### Stated exercise
Output the entries verbatim, including every line.

### Data listing
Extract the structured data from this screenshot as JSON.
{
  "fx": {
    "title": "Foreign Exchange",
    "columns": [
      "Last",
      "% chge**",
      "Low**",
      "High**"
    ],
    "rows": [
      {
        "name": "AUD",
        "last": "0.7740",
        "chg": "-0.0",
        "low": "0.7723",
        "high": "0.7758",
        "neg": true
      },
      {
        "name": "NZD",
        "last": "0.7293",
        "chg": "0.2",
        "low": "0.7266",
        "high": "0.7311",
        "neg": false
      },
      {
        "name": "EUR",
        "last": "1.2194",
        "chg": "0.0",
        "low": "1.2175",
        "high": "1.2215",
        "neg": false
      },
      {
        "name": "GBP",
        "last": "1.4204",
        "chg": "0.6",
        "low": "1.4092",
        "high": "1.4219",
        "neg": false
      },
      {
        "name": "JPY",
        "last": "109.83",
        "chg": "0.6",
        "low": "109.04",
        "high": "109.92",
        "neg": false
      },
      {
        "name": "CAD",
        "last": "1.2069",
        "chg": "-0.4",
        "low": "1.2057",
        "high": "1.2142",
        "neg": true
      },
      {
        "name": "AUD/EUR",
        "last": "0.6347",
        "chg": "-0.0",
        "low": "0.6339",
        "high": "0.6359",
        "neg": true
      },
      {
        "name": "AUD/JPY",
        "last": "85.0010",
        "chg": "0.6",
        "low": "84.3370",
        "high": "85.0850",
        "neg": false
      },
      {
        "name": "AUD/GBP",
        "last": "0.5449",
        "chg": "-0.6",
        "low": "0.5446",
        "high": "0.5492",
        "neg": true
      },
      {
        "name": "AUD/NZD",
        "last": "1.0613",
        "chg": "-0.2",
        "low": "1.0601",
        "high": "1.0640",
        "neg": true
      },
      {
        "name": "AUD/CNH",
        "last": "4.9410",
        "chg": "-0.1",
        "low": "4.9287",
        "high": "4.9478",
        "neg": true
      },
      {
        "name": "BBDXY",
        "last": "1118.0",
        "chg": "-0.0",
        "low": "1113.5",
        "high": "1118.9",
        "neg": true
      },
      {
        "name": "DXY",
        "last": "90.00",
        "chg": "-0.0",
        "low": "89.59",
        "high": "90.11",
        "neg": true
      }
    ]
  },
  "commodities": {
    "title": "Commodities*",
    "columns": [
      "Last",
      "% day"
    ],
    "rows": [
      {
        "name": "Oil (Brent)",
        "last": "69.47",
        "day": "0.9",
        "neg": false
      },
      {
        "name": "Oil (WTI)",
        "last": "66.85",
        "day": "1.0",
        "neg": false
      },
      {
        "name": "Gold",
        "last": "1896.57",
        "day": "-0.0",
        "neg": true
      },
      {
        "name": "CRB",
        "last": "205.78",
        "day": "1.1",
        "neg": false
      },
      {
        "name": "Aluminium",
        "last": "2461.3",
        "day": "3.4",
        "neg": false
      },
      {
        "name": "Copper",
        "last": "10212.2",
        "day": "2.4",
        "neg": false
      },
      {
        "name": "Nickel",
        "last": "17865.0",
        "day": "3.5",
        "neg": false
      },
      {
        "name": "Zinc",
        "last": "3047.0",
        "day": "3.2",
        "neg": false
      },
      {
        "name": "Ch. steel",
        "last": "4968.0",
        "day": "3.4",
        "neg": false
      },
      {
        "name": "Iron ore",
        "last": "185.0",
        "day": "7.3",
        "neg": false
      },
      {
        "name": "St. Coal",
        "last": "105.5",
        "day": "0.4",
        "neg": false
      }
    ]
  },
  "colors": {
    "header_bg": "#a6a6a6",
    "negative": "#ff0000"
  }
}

### Completed task
Extract the structured data from this screenshot as JSON.
{
  "fx": {
    "title": "Foreign Exchange",
    "columns": [
      "Last",
      "% chge**",
      "Low**",
      "High**"
    ],
    "rows": [
      {
        "name": "AUD",
        "last": "0.7740",
        "chg": "-0.0",
        "low": "0.7723",
        "high": "0.7758",
        "neg": true
      },
      {
        "name": "NZD",
        "last": "0.7293",
        "chg": "0.2",
        "low": "0.7266",
        "high": "0.7311",
        "neg": false
      },
      {
        "name": "EUR",
        "last": "1.2194",
        "chg": "0.0",
        "low": "1.2175",
        "high": "1.2215",
        "neg": false
      },
      {
        "name": "GBP",
        "last": "1.4204",
        "chg": "0.6",
        "low": "1.4092",
        "high": "1.4219",
        "neg": false
      },
      {
        "name": "JPY",
        "last": "109.83",
        "chg": "0.6",
        "low": "109.04",
        "high": "109.92",
        "neg": false
      },
      {
        "name": "CAD",
        "last": "1.2069",
        "chg": "-0.4",
        "low": "1.2057",
        "high": "1.2142",
        "neg": true
      },
      {
        "name": "AUD/EUR",
        "last": "0.6347",
        "chg": "-0.0",
        "low": "0.6339",
        "high": "0.6359",
        "neg": true
      },
      {
        "name": "AUD/JPY",
        "last": "85.0010",
        "chg": "0.6",
        "low": "84.3370",
        "high": "85.0850",
        "neg": false
      },
      {
        "name": "AUD/GBP",
        "last": "0.5449",
        "chg": "-0.6",
        "low": "0.5446",
        "high": "0.5492",
        "neg": true
      },
      {
        "name": "AUD/NZD",
        "last": "1.0613",
        "chg": "-0.2",
        "low": "1.0601",
        "high": "1.0640",
        "neg": true
      },
      {
        "name": "AUD/CNH",
        "last": "4.9410",
        "chg": "-0.1",
        "low": "4.9287",
        "high": "4.9478",
        "neg": true
      },
      {
        "name": "BBDXY",
        "last": "1118.0",
        "chg": "-0.0",
        "low": "1113.5",
        "high": "1118.9",
        "neg": true
      },
      {
        "name": "DXY",
        "last": "90.00",
        "chg": "-0.0",
        "low": "89.59",
        "high": "90.11",
        "neg": true
      }
    ]
  },
  "commodities": {
    "title": "Commodities*",
    "columns": [
      "Last",
      "% day"
    ],
    "rows": [
      {
        "name": "Oil (Brent)",
        "last": "69.47",
        "day": "0.9",
        "neg": false
      },
      {
        "name": "Oil (WTI)",
        "last": "66.85",
        "day": "1.0",
        "neg": false
      },
      {
        "name": "Gold",
        "last": "1896.57",
        "day": "-0.0",
        "neg": true
      },
      {
        "name": "CRB",
        "last": "205.78",
        "day": "1.1",
        "neg": false
      },
      {
        "name": "Aluminium",
        "last": "2461.3",
        "day": "3.4",
        "neg": false
      },
      {
        "name": "Copper",
        "last": "10212.2",
        "day": "2.4",
        "neg": false
      },
      {
        "name": "Nickel",
        "last": "17865.0",
        "day": "3.5",
        "neg": false
      },
      {
        "name": "Zinc",
        "last": "3047.0",
        "day": "3.2",
        "neg": false
      },
      {
        "name": "Ch. steel",
        "last": "4968.0",
        "day": "3.4",
        "neg": false
      },
      {
        "name": "Iron ore",
        "last": "185.0",
        "day": "7.3",
        "neg": false
      },
      {
        "name": "St. Coal",
        "last": "105.5",
        "day": "0.4",
        "neg": false
      }
    ]
  },
  "colors": {
    "header_bg": "#a6a6a6",
    "negative": "#ff0000"
  }
}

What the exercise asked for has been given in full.